> **Do this**
Please restate the following records word for word.

> **Extracted data**
● ● ● ●
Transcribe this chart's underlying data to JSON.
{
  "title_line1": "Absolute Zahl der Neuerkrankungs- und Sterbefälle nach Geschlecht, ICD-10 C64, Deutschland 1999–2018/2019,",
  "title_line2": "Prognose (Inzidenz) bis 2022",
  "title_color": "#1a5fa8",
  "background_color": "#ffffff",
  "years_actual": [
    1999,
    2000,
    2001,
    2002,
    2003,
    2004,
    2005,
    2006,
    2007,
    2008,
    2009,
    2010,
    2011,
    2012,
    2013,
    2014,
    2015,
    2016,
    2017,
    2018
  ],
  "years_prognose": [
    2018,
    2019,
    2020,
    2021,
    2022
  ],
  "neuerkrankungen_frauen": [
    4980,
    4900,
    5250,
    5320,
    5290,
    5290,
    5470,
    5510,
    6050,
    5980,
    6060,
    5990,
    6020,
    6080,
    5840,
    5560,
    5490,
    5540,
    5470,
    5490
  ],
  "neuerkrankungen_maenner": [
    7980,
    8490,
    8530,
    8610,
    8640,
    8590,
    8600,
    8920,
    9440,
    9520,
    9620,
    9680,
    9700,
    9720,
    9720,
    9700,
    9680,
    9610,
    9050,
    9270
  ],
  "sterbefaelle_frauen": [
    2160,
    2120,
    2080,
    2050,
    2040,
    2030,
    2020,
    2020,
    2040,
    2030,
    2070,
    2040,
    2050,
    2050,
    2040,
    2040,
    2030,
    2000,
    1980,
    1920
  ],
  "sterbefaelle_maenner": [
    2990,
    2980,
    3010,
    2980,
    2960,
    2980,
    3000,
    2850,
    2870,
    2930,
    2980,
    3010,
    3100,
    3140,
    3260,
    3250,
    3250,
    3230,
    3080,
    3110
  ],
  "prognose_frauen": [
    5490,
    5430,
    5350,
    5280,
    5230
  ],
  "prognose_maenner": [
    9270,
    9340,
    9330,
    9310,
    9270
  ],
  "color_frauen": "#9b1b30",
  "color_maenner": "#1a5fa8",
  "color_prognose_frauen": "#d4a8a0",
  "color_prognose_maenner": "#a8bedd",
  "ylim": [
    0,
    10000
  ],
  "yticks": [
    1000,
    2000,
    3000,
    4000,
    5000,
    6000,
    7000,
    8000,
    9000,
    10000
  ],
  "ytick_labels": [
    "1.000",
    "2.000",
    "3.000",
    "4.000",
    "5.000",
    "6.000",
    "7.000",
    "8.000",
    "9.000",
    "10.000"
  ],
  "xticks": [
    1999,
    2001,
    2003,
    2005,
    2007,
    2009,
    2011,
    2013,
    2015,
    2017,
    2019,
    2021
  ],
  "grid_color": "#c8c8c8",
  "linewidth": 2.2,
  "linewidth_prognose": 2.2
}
● ● ● ●
> **Task solution**
Transcribe this chart's underlying data to JSON.
{
  "title_line1": "Absolute Zahl der Neuerkrankungs- und Sterbefälle nach Geschlecht, ICD-10 C64, Deutschland 1999–2018/2019,",
  "title_line2": "Prognose (Inzidenz) bis 2022",
  "title_color": "#1a5fa8",
  "background_color": "#ffffff",
  "years_actual": [
    1999,
    2000,
    2001,
    2002,
    2003,
    2004,
    2005,
    2006,
    2007,
    2008,
    2009,
    2010,
    2011,
    2012,
    2013,
    2014,
    2015,
    2016,
    2017,
    2018
  ],
  "years_prognose": [
    2018,
    2019,
    2020,
    2021,
    2022
  ],
  "neuerkrankungen_frauen": [
    4980,
    4900,
    5250,
    5320,
    5290,
    5290,
    5470,
    5510,
    6050,
    5980,
    6060,
    5990,
    6020,
    6080,
    5840,
    5560,
    5490,
    5540,
    5470,
    5490
  ],
  "neuerkrankungen_maenner": [
    7980,
    8490,
    8530,
    8610,
    8640,
    8590,
    8600,
    8920,
    9440,
    9520,
    9620,
    9680,
    9700,
    9720,
    9720,
    9700,
    9680,
    9610,
    9050,
    9270
  ],
  "sterbefaelle_frauen": [
    2160,
    2120,
    2080,
    2050,
    2040,
    2030,
    2020,
    2020,
    2040,
    2030,
    2070,
    2040,
    2050,
    2050,
    2040,
    2040,
    2030,
    2000,
    1980,
    1920
  ],
  "sterbefaelle_maenner": [
    2990,
    2980,
    3010,
    2980,
    2960,
    2980,
    3000,
    2850,
    2870,
    2930,
    2980,
    3010,
    3100,
    3140,
    3260,
    3250,
    3250,
    3230,
    3080,
    3110
  ],
  "prognose_frauen": [
    5490,
    5430,
    5350,
    5280,
    5230
  ],
  "prognose_maenner": [
    9270,
    9340,
    9330,
    9310,
    9270
  ],
  "color_frauen": "#9b1b30",
  "color_maenner": "#1a5fa8",
  "color_prognose_frauen": "#d4a8a0",
  "color_prognose_maenner": "#a8bedd",
  "ylim": [
    0,
    10000
  ],
  "yticks": [
    1000,
    2000,
    3000,
    4000,
    5000,
    6000,
    7000,
    8000,
    9000,
    10000
  ],
  "ytick_labels": [
    "1.000",
    "2.000",
    "3.000",
    "4.000",
    "5.000",
    "6.000",
    "7.000",
    "8.000",
    "9.000",
    "10.000"
  ],
  "xticks": [
    1999,
    2001,
    2003,
    2005,
    2007,
    2009,
    2011,
    2013,
    2015,
    2017,
    2019,
    2021
  ],
  "grid_color": "#c8c8c8",
  "linewidth": 2.2,
  "linewidth_prognose": 2.2
}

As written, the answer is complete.